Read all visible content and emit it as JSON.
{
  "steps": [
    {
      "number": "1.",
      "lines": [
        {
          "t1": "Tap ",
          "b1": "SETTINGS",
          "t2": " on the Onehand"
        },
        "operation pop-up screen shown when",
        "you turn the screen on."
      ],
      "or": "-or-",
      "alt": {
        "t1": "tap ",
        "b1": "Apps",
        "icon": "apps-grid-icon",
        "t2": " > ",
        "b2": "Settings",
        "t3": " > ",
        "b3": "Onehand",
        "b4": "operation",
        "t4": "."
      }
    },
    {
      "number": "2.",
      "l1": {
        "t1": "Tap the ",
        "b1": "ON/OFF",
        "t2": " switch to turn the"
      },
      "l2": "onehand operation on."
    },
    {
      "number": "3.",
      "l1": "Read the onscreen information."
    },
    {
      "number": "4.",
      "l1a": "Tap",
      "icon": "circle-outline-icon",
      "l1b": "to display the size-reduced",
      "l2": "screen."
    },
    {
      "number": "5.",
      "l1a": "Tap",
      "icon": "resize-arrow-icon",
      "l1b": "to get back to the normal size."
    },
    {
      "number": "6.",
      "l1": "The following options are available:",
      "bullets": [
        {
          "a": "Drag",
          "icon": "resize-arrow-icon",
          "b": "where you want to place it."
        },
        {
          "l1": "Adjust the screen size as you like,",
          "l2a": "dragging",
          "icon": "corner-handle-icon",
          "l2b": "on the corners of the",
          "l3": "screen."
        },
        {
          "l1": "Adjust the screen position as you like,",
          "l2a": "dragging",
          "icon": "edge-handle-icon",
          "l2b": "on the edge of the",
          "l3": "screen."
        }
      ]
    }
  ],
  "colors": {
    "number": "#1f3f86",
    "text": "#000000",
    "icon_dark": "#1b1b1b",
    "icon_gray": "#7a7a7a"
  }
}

• • •

Report each line in the preceding entries that holds the string "handle".

*Answer for this exercise*.
          "icon": "corner-handle-icon",
          "icon": "edge-handle-icon",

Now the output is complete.